Copy the data exactly as it appears, and do not include any pictures.

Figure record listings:
━━━━━━━━━━━━━━━━━━━━━━━━━━━━━━

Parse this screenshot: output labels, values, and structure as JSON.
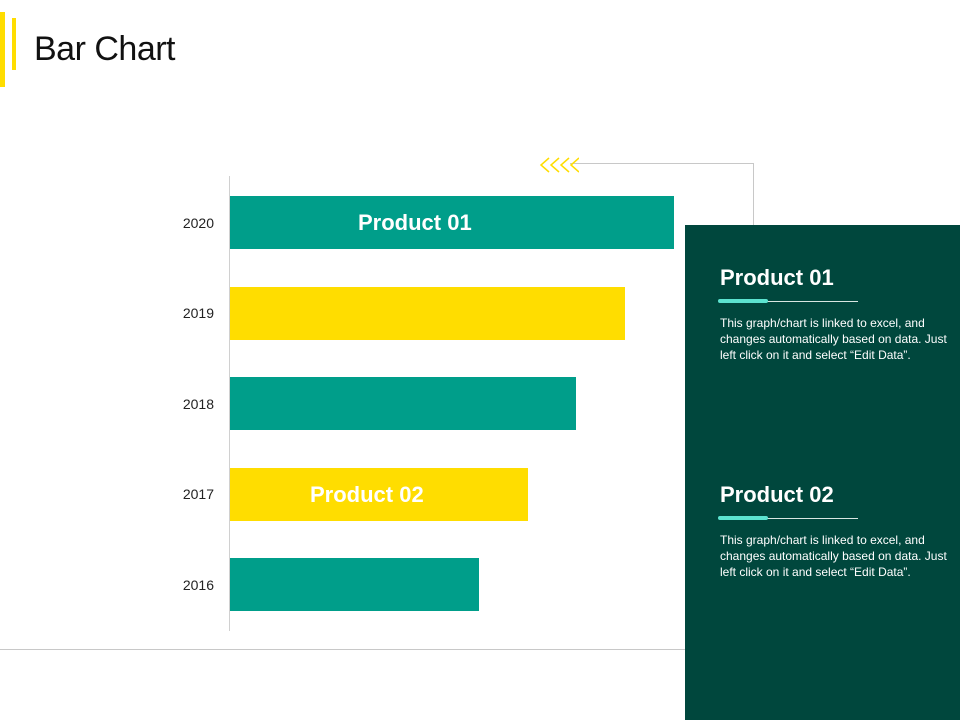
{
  "title": "Bar Chart",
  "colors": {
    "teal": "#009E8A",
    "yellow": "#FFDD00",
    "panel": "#00473D",
    "accent": "#5CE3D0"
  },
  "icons": {
    "chevrons": "chevron-left-triple-icon"
  },
  "chart_data": {
    "type": "bar",
    "orientation": "horizontal",
    "categories": [
      "2020",
      "2019",
      "2018",
      "2017",
      "2016"
    ],
    "values": [
      91,
      81,
      71,
      61,
      51
    ],
    "xlim": [
      0,
      100
    ],
    "grid": false,
    "bar_colors": [
      "#009E8A",
      "#FFDD00",
      "#009E8A",
      "#FFDD00",
      "#009E8A"
    ],
    "annotations": [
      {
        "category": "2020",
        "text": "Product 01"
      },
      {
        "category": "2017",
        "text": "Product 02"
      }
    ]
  },
  "panel": {
    "items": [
      {
        "title": "Product 01",
        "body": "This graph/chart is linked to excel, and changes automatically based on data. Just left click on it and select “Edit Data”."
      },
      {
        "title": "Product 02",
        "body": "This graph/chart is linked to excel, and changes automatically based on data. Just left click on it and select “Edit Data”."
      }
    ]
  }
}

━━━━━━━━━━━━━━━━━━━━━━━━━━━━━━

THE OUTPUT:
Parse this screenshot: output labels, values, and structure as JSON.
{
  "title": "Bar Chart",
  "colors": {
    "teal": "#009E8A",
    "yellow": "#FFDD00",
    "panel": "#00473D",
    "accent": "#5CE3D0"
  },
  "icons": {
    "chevrons": "chevron-left-triple-icon"
  },
  "chart_data": {
    "type": "bar",
    "orientation": "horizontal",
    "categories": [
      "2020",
      "2019",
      "2018",
      "2017",
      "2016"
    ],
    "values": [
      91,
      81,
      71,
      61,
      51
    ],
    "xlim": [
      0,
      100
    ],
    "grid": false,
    "bar_colors": [
      "#009E8A",
      "#FFDD00",
      "#009E8A",
      "#FFDD00",
      "#009E8A"
    ],
    "annotations": [
      {
        "category": "2020",
        "text": "Product 01"
      },
      {
        "category": "2017",
        "text": "Product 02"
      }
    ]
  },
  "panel": {
    "items": [
      {
        "title": "Product 01",
        "body": "This graph/chart is linked to excel, and changes automatically based on data. Just left click on it and select “Edit Data”."
      },
      {
        "title": "Product 02",
        "body": "This graph/chart is linked to excel, and changes automatically based on data. Just left click on it and select “Edit Data”."
      }
    ]
  }
}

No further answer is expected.